--- Start of DATA RECORDS ---

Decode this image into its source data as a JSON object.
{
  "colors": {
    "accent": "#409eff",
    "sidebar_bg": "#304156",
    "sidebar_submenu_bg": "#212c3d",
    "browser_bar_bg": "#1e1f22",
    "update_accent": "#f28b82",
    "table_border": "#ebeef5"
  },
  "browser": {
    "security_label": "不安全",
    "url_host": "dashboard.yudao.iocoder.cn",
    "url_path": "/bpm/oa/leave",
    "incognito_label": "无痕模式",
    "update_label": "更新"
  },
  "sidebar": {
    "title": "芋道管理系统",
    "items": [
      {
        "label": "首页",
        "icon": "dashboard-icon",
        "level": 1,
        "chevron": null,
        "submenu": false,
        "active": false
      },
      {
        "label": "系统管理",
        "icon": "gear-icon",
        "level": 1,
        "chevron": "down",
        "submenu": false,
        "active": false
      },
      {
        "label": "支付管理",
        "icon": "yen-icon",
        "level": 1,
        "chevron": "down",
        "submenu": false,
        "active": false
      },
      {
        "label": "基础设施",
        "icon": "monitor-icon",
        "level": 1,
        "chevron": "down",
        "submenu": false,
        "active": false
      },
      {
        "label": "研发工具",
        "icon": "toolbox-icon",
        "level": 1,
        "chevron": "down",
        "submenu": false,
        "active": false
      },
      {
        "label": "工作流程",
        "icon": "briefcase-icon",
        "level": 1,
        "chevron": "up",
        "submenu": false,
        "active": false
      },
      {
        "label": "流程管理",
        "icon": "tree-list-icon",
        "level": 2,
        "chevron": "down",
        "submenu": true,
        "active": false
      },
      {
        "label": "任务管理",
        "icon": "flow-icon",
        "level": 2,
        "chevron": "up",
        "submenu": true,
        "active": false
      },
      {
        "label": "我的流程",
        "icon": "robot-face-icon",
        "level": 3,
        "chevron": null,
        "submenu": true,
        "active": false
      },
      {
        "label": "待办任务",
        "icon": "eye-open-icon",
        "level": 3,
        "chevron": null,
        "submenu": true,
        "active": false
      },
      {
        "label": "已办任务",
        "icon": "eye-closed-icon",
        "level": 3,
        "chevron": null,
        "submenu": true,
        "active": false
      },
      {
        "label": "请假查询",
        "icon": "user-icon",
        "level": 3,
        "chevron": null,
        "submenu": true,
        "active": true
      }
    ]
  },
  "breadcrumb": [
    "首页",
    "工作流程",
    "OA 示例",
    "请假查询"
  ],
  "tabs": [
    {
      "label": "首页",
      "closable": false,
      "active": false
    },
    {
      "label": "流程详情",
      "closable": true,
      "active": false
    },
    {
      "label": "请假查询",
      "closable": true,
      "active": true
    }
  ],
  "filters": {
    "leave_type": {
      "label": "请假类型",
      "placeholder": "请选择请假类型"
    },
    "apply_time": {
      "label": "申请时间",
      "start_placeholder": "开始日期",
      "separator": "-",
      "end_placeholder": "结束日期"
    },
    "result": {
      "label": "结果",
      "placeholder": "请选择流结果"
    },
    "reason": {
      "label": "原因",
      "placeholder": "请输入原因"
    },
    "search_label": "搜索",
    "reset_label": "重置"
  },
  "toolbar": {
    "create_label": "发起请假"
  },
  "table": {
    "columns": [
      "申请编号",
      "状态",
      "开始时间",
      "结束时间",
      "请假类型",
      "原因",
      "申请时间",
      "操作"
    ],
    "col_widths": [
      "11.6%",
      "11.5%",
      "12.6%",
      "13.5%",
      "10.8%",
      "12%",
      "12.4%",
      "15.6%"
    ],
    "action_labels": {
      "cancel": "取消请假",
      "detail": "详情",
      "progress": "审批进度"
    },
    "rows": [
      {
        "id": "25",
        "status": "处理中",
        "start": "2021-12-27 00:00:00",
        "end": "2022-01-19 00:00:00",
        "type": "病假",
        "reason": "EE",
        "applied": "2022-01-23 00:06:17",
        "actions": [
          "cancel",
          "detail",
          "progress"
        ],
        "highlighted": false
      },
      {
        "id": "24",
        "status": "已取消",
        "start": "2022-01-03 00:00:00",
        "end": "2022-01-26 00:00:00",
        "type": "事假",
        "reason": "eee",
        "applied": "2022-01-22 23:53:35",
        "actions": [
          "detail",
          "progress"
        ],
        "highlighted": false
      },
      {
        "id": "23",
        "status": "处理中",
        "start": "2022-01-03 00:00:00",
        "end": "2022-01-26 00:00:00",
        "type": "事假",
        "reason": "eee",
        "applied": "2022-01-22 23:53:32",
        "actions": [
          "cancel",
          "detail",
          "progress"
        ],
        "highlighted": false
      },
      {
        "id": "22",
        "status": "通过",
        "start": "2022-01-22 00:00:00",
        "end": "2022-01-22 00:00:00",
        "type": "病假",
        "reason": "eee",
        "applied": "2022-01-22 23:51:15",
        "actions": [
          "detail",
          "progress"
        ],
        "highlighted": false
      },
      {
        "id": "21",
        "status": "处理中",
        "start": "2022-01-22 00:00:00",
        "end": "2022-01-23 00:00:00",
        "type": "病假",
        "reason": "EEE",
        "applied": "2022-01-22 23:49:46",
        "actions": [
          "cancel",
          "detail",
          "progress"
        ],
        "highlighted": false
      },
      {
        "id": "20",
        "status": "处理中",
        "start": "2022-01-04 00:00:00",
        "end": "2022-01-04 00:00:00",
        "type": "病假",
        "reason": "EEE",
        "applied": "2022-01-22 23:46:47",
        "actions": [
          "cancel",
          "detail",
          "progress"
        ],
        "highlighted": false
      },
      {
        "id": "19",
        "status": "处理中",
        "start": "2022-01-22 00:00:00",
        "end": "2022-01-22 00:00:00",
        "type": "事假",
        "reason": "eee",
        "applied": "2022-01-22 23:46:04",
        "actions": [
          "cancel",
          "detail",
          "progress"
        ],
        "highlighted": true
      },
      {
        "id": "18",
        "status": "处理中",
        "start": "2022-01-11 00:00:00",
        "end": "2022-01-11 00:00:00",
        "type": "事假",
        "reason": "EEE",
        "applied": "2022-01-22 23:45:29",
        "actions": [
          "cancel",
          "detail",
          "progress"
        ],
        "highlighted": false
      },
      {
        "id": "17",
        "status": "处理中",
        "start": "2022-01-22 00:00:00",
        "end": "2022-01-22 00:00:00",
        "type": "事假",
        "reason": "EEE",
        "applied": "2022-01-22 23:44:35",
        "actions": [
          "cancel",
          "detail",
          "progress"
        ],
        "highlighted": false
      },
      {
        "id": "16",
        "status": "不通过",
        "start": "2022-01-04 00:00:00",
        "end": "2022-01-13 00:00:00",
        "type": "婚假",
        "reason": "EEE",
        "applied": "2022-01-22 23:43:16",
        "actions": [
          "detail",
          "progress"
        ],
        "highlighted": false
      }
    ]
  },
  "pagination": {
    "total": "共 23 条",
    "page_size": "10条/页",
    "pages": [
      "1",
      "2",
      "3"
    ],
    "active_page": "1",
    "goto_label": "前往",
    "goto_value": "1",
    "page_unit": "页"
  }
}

--- End of DATA RECORDS ---

• **TASK REQUIREMENTS**
Repeat all of the records above exactly as they appear.

• **TASK OUTPUT**
Decode this image into its source data as a JSON object.
{
  "colors": {
    "accent": "#409eff",
    "sidebar_bg": "#304156",
    "sidebar_submenu_bg": "#212c3d",
    "browser_bar_bg": "#1e1f22",
    "update_accent": "#f28b82",
    "table_border": "#ebeef5"
  },
  "browser": {
    "security_label": "不安全",
    "url_host": "dashboard.yudao.iocoder.cn",
    "url_path": "/bpm/oa/leave",
    "incognito_label": "无痕模式",
    "update_label": "更新"
  },
  "sidebar": {
    "title": "芋道管理系统",
    "items": [
      {
        "label": "首页",
        "icon": "dashboard-icon",
        "level": 1,
        "chevron": null,
        "submenu": false,
        "active": false
      },
      {
        "label": "系统管理",
        "icon": "gear-icon",
        "level": 1,
        "chevron": "down",
        "submenu": false,
        "active": false
      },
      {
        "label": "支付管理",
        "icon": "yen-icon",
        "level": 1,
        "chevron": "down",
        "submenu": false,
        "active": false
      },
      {
        "label": "基础设施",
        "icon": "monitor-icon",
        "level": 1,
        "chevron": "down",
        "submenu": false,
        "active": false
      },
      {
        "label": "研发工具",
        "icon": "toolbox-icon",
        "level": 1,
        "chevron": "down",
        "submenu": false,
        "active": false
      },
      {
        "label": "工作流程",
        "icon": "briefcase-icon",
        "level": 1,
        "chevron": "up",
        "submenu": false,
        "active": false
      },
      {
        "label": "流程管理",
        "icon": "tree-list-icon",
        "level": 2,
        "chevron": "down",
        "submenu": true,
        "active": false
      },
      {
        "label": "任务管理",
        "icon": "flow-icon",
        "level": 2,
        "chevron": "up",
        "submenu": true,
        "active": false
      },
      {
        "label": "我的流程",
        "icon": "robot-face-icon",
        "level": 3,
        "chevron": null,
        "submenu": true,
        "active": false
      },
      {
        "label": "待办任务",
        "icon": "eye-open-icon",
        "level": 3,
        "chevron": null,
        "submenu": true,
        "active": false
      },
      {
        "label": "已办任务",
        "icon": "eye-closed-icon",
        "level": 3,
        "chevron": null,
        "submenu": true,
        "active": false
      },
      {
        "label": "请假查询",
        "icon": "user-icon",
        "level": 3,
        "chevron": null,
        "submenu": true,
        "active": true
      }
    ]
  },
  "breadcrumb": [
    "首页",
    "工作流程",
    "OA 示例",
    "请假查询"
  ],
  "tabs": [
    {
      "label": "首页",
      "closable": false,
      "active": false
    },
    {
      "label": "流程详情",
      "closable": true,
      "active": false
    },
    {
      "label": "请假查询",
      "closable": true,
      "active": true
    }
  ],
  "filters": {
    "leave_type": {
      "label": "请假类型",
      "placeholder": "请选择请假类型"
    },
    "apply_time": {
      "label": "申请时间",
      "start_placeholder": "开始日期",
      "separator": "-",
      "end_placeholder": "结束日期"
    },
    "result": {
      "label": "结果",
      "placeholder": "请选择流结果"
    },
    "reason": {
      "label": "原因",
      "placeholder": "请输入原因"
    },
    "search_label": "搜索",
    "reset_label": "重置"
  },
  "toolbar": {
    "create_label": "发起请假"
  },
  "table": {
    "columns": [
      "申请编号",
      "状态",
      "开始时间",
      "结束时间",
      "请假类型",
      "原因",
      "申请时间",
      "操作"
    ],
    "col_widths": [
      "11.6%",
      "11.5%",
      "12.6%",
      "13.5%",
      "10.8%",
      "12%",
      "12.4%",
      "15.6%"
    ],
    "action_labels": {
      "cancel": "取消请假",
      "detail": "详情",
      "progress": "审批进度"
    },
    "rows": [
      {
        "id": "25",
        "status": "处理中",
        "start": "2021-12-27 00:00:00",
        "end": "2022-01-19 00:00:00",
        "type": "病假",
        "reason": "EE",
        "applied": "2022-01-23 00:06:17",
        "actions": [
          "cancel",
          "detail",
          "progress"
        ],
        "highlighted": false
      },
      {
        "id": "24",
        "status": "已取消",
        "start": "2022-01-03 00:00:00",
        "end": "2022-01-26 00:00:00",
        "type": "事假",
        "reason": "eee",
        "applied": "2022-01-22 23:53:35",
        "actions": [
          "detail",
          "progress"
        ],
        "highlighted": false
      },
      {
        "id": "23",
        "status": "处理中",
        "start": "2022-01-03 00:00:00",
        "end": "2022-01-26 00:00:00",
        "type": "事假",
        "reason": "eee",
        "applied": "2022-01-22 23:53:32",
        "actions": [
          "cancel",
          "detail",
          "progress"
        ],
        "highlighted": false
      },
      {
        "id": "22",
        "status": "通过",
        "start": "2022-01-22 00:00:00",
        "end": "2022-01-22 00:00:00",
        "type": "病假",
        "reason": "eee",
        "applied": "2022-01-22 23:51:15",
        "actions": [
          "detail",
          "progress"
        ],
        "highlighted": false
      },
      {
        "id": "21",
        "status": "处理中",
        "start": "2022-01-22 00:00:00",
        "end": "2022-01-23 00:00:00",
        "type": "病假",
        "reason": "EEE",
        "applied": "2022-01-22 23:49:46",
        "actions": [
          "cancel",
          "detail",
          "progress"
        ],
        "highlighted": false
      },
      {
        "id": "20",
        "status": "处理中",
        "start": "2022-01-04 00:00:00",
        "end": "2022-01-04 00:00:00",
        "type": "病假",
        "reason": "EEE",
        "applied": "2022-01-22 23:46:47",
        "actions": [
          "cancel",
          "detail",
          "progress"
        ],
        "highlighted": false
      },
      {
        "id": "19",
        "status": "处理中",
        "start": "2022-01-22 00:00:00",
        "end": "2022-01-22 00:00:00",
        "type": "事假",
        "reason": "eee",
        "applied": "2022-01-22 23:46:04",
        "actions": [
          "cancel",
          "detail",
          "progress"
        ],
        "highlighted": true
      },
      {
        "id": "18",
        "status": "处理中",
        "start": "2022-01-11 00:00:00",
        "end": "2022-01-11 00:00:00",
        "type": "事假",
        "reason": "EEE",
        "applied": "2022-01-22 23:45:29",
        "actions": [
          "cancel",
          "detail",
          "progress"
        ],
        "highlighted": false
      },
      {
        "id": "17",
        "status": "处理中",
        "start": "2022-01-22 00:00:00",
        "end": "2022-01-22 00:00:00",
        "type": "事假",
        "reason": "EEE",
        "applied": "2022-01-22 23:44:35",
        "actions": [
          "cancel",
          "detail",
          "progress"
        ],
        "highlighted": false
      },
      {
        "id": "16",
        "status": "不通过",
        "start": "2022-01-04 00:00:00",
        "end": "2022-01-13 00:00:00",
        "type": "婚假",
        "reason": "EEE",
        "applied": "2022-01-22 23:43:16",
        "actions": [
          "detail",
          "progress"
        ],
        "highlighted": false
      }
    ]
  },
  "pagination": {
    "total": "共 23 条",
    "page_size": "10条/页",
    "pages": [
      "1",
      "2",
      "3"
    ],
    "active_page": "1",
    "goto_label": "前往",
    "goto_value": "1",
    "page_unit": "页"
  }
}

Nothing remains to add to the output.